>> Begin RECORD SET

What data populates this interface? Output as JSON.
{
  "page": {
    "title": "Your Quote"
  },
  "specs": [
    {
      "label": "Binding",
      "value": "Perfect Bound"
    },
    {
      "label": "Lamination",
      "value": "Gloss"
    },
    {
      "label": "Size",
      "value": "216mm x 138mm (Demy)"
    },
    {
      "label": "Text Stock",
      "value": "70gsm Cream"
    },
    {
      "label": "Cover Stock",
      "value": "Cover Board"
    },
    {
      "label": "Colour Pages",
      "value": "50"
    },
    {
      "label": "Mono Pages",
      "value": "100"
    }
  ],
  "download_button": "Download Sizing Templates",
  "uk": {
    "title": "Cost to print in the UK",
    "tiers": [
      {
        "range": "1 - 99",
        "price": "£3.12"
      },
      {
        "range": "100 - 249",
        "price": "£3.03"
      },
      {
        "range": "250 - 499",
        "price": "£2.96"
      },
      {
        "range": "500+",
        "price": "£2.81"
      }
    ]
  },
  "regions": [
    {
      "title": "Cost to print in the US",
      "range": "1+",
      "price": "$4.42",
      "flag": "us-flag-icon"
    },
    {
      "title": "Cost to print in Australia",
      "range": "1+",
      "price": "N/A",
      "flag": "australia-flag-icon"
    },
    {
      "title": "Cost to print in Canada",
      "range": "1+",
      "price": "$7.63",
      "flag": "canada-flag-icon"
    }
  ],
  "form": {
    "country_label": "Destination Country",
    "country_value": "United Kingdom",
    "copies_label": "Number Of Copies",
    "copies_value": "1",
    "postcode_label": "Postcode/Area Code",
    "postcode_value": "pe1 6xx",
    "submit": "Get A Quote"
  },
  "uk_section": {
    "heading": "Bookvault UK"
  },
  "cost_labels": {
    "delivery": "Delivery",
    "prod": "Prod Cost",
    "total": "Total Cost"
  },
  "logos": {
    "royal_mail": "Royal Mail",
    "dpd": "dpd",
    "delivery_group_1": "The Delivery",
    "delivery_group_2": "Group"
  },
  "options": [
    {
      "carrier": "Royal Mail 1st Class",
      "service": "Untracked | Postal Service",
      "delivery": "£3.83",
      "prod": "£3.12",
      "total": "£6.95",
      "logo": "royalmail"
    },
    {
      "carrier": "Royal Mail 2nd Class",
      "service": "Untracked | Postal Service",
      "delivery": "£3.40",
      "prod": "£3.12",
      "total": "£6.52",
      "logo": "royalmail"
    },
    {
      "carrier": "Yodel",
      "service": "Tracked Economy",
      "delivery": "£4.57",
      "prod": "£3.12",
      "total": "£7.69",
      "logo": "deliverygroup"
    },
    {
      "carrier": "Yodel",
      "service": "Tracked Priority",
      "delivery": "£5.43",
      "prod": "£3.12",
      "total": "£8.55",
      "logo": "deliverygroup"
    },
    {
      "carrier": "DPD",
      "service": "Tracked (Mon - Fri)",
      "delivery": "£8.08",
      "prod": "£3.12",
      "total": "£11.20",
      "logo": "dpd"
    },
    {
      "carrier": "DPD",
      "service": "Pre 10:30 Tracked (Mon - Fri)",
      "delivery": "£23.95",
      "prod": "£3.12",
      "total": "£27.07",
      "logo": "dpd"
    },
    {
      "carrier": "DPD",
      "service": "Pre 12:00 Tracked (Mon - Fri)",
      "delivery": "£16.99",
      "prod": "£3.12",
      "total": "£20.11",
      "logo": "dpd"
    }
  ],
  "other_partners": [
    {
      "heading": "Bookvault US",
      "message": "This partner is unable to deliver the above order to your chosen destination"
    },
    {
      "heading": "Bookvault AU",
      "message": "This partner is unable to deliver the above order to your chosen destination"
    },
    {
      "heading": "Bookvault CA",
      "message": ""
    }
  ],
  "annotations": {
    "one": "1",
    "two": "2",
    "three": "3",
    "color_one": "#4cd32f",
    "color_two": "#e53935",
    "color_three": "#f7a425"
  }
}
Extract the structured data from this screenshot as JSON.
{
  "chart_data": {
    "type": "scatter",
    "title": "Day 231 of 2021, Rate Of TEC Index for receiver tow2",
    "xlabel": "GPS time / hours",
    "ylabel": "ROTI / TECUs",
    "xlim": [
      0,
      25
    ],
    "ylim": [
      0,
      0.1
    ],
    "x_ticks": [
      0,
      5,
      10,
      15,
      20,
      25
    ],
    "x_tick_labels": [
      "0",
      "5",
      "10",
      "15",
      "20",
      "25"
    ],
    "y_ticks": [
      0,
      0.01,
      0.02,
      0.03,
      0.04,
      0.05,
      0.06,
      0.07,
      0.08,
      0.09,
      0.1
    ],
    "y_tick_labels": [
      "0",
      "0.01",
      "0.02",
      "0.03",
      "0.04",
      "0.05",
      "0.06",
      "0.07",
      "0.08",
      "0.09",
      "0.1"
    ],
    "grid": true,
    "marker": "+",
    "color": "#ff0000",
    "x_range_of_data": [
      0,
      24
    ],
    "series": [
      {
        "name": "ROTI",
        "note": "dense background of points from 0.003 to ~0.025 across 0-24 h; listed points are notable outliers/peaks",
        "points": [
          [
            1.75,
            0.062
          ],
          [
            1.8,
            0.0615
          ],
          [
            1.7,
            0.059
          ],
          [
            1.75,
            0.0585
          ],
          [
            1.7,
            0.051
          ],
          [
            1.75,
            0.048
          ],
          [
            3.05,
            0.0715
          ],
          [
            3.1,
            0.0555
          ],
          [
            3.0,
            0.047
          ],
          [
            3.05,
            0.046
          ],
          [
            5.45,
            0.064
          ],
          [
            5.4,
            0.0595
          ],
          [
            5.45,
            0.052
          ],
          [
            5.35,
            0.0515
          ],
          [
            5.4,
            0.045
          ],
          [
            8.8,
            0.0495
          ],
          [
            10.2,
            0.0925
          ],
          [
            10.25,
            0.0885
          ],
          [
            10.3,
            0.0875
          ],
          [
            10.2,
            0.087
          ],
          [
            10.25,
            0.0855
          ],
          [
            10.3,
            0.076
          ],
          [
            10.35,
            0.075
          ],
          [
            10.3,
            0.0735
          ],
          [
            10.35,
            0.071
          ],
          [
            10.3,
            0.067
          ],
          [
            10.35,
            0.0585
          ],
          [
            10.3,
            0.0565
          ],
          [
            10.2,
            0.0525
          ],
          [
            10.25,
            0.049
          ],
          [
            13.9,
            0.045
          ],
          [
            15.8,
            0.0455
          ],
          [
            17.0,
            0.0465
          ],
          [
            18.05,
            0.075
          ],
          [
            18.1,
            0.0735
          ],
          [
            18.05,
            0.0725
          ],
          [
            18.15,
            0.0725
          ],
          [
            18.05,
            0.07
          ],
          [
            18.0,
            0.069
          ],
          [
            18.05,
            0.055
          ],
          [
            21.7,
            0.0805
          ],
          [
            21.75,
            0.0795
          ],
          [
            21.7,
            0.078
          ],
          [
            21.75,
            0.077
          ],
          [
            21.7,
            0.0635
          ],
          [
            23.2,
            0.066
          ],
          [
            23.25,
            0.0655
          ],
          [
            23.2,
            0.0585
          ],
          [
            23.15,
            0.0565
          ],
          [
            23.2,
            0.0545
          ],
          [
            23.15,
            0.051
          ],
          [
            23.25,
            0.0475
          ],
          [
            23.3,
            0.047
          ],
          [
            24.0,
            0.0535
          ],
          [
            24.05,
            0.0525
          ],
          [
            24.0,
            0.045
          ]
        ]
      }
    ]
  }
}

>> End RECORD SET

SHORT EXERCISE:
Write out the complete set of records exactly as given.

RESPONSE TO THE EXERCISE:
What data populates this interface? Output as JSON.
{
  "page": {
    "title": "Your Quote"
  },
  "specs": [
    {
      "label": "Binding",
      "value": "Perfect Bound"
    },
    {
      "label": "Lamination",
      "value": "Gloss"
    },
    {
      "label": "Size",
      "value": "216mm x 138mm (Demy)"
    },
    {
      "label": "Text Stock",
      "value": "70gsm Cream"
    },
    {
      "label": "Cover Stock",
      "value": "Cover Board"
    },
    {
      "label": "Colour Pages",
      "value": "50"
    },
    {
      "label": "Mono Pages",
      "value": "100"
    }
  ],
  "download_button": "Download Sizing Templates",
  "uk": {
    "title": "Cost to print in the UK",
    "tiers": [
      {
        "range": "1 - 99",
        "price": "£3.12"
      },
      {
        "range": "100 - 249",
        "price": "£3.03"
      },
      {
        "range": "250 - 499",
        "price": "£2.96"
      },
      {
        "range": "500+",
        "price": "£2.81"
      }
    ]
  },
  "regions": [
    {
      "title": "Cost to print in the US",
      "range": "1+",
      "price": "$4.42",
      "flag": "us-flag-icon"
    },
    {
      "title": "Cost to print in Australia",
      "range": "1+",
      "price": "N/A",
      "flag": "australia-flag-icon"
    },
    {
      "title": "Cost to print in Canada",
      "range": "1+",
      "price": "$7.63",
      "flag": "canada-flag-icon"
    }
  ],
  "form": {
    "country_label": "Destination Country",
    "country_value": "United Kingdom",
    "copies_label": "Number Of Copies",
    "copies_value": "1",
    "postcode_label": "Postcode/Area Code",
    "postcode_value": "pe1 6xx",
    "submit": "Get A Quote"
  },
  "uk_section": {
    "heading": "Bookvault UK"
  },
  "cost_labels": {
    "delivery": "Delivery",
    "prod": "Prod Cost",
    "total": "Total Cost"
  },
  "logos": {
    "royal_mail": "Royal Mail",
    "dpd": "dpd",
    "delivery_group_1": "The Delivery",
    "delivery_group_2": "Group"
  },
  "options": [
    {
      "carrier": "Royal Mail 1st Class",
      "service": "Untracked | Postal Service",
      "delivery": "£3.83",
      "prod": "£3.12",
      "total": "£6.95",
      "logo": "royalmail"
    },
    {
      "carrier": "Royal Mail 2nd Class",
      "service": "Untracked | Postal Service",
      "delivery": "£3.40",
      "prod": "£3.12",
      "total": "£6.52",
      "logo": "royalmail"
    },
    {
      "carrier": "Yodel",
      "service": "Tracked Economy",
      "delivery": "£4.57",
      "prod": "£3.12",
      "total": "£7.69",
      "logo": "deliverygroup"
    },
    {
      "carrier": "Yodel",
      "service": "Tracked Priority",
      "delivery": "£5.43",
      "prod": "£3.12",
      "total": "£8.55",
      "logo": "deliverygroup"
    },
    {
      "carrier": "DPD",
      "service": "Tracked (Mon - Fri)",
      "delivery": "£8.08",
      "prod": "£3.12",
      "total": "£11.20",
      "logo": "dpd"
    },
    {
      "carrier": "DPD",
      "service": "Pre 10:30 Tracked (Mon - Fri)",
      "delivery": "£23.95",
      "prod": "£3.12",
      "total": "£27.07",
      "logo": "dpd"
    },
    {
      "carrier": "DPD",
      "service": "Pre 12:00 Tracked (Mon - Fri)",
      "delivery": "£16.99",
      "prod": "£3.12",
      "total": "£20.11",
      "logo": "dpd"
    }
  ],
  "other_partners": [
    {
      "heading": "Bookvault US",
      "message": "This partner is unable to deliver the above order to your chosen destination"
    },
    {
      "heading": "Bookvault AU",
      "message": "This partner is unable to deliver the above order to your chosen destination"
    },
    {
      "heading": "Bookvault CA",
      "message": ""
    }
  ],
  "annotations": {
    "one": "1",
    "two": "2",
    "three": "3",
    "color_one": "#4cd32f",
    "color_two": "#e53935",
    "color_three": "#f7a425"
  }
}
Extract the structured data from this screenshot as JSON.
{
  "chart_data": {
    "type": "scatter",
    "title": "Day 231 of 2021, Rate Of TEC Index for receiver tow2",
    "xlabel": "GPS time / hours",
    "ylabel": "ROTI / TECUs",
    "xlim": [
      0,
      25
    ],
    "ylim": [
      0,
      0.1
    ],
    "x_ticks": [
      0,
      5,
      10,
      15,
      20,
      25
    ],
    "x_tick_labels": [
      "0",
      "5",
      "10",
      "15",
      "20",
      "25"
    ],
    "y_ticks": [
      0,
      0.01,
      0.02,
      0.03,
      0.04,
      0.05,
      0.06,
      0.07,
      0.08,
      0.09,
      0.1
    ],
    "y_tick_labels": [
      "0",
      "0.01",
      "0.02",
      "0.03",
      "0.04",
      "0.05",
      "0.06",
      "0.07",
      "0.08",
      "0.09",
      "0.1"
    ],
    "grid": true,
    "marker": "+",
    "color": "#ff0000",
    "x_range_of_data": [
      0,
      24
    ],
    "series": [
      {
        "name": "ROTI",
        "note": "dense background of points from 0.003 to ~0.025 across 0-24 h; listed points are notable outliers/peaks",
        "points": [
          [
            1.75,
            0.062
          ],
          [
            1.8,
            0.0615
          ],
          [
            1.7,
            0.059
          ],
          [
            1.75,
            0.0585
          ],
          [
            1.7,
            0.051
          ],
          [
            1.75,
            0.048
          ],
          [
            3.05,
            0.0715
          ],
          [
            3.1,
            0.0555
          ],
          [
            3.0,
            0.047
          ],
          [
            3.05,
            0.046
          ],
          [
            5.45,
            0.064
          ],
          [
            5.4,
            0.0595
          ],
          [
            5.45,
            0.052
          ],
          [
            5.35,
            0.0515
          ],
          [
            5.4,
            0.045
          ],
          [
            8.8,
            0.0495
          ],
          [
            10.2,
            0.0925
          ],
          [
            10.25,
            0.0885
          ],
          [
            10.3,
            0.0875
          ],
          [
            10.2,
            0.087
          ],
          [
            10.25,
            0.0855
          ],
          [
            10.3,
            0.076
          ],
          [
            10.35,
            0.075
          ],
          [
            10.3,
            0.0735
          ],
          [
            10.35,
            0.071
          ],
          [
            10.3,
            0.067
          ],
          [
            10.35,
            0.0585
          ],
          [
            10.3,
            0.0565
          ],
          [
            10.2,
            0.0525
          ],
          [
            10.25,
            0.049
          ],
          [
            13.9,
            0.045
          ],
          [
            15.8,
            0.0455
          ],
          [
            17.0,
            0.0465
          ],
          [
            18.05,
            0.075
          ],
          [
            18.1,
            0.0735
          ],
          [
            18.05,
            0.0725
          ],
          [
            18.15,
            0.0725
          ],
          [
            18.05,
            0.07
          ],
          [
            18.0,
            0.069
          ],
          [
            18.05,
            0.055
          ],
          [
            21.7,
            0.0805
          ],
          [
            21.75,
            0.0795
          ],
          [
            21.7,
            0.078
          ],
          [
            21.75,
            0.077
          ],
          [
            21.7,
            0.0635
          ],
          [
            23.2,
            0.066
          ],
          [
            23.25,
            0.0655
          ],
          [
            23.2,
            0.0585
          ],
          [
            23.15,
            0.0565
          ],
          [
            23.2,
            0.0545
          ],
          [
            23.15,
            0.051
          ],
          [
            23.25,
            0.0475
          ],
          [
            23.3,
            0.047
          ],
          [
            24.0,
            0.0535
          ],
          [
            24.05,
            0.0525
          ],
          [
            24.0,
            0.045
          ]
        ]
      }
    ]
  }
}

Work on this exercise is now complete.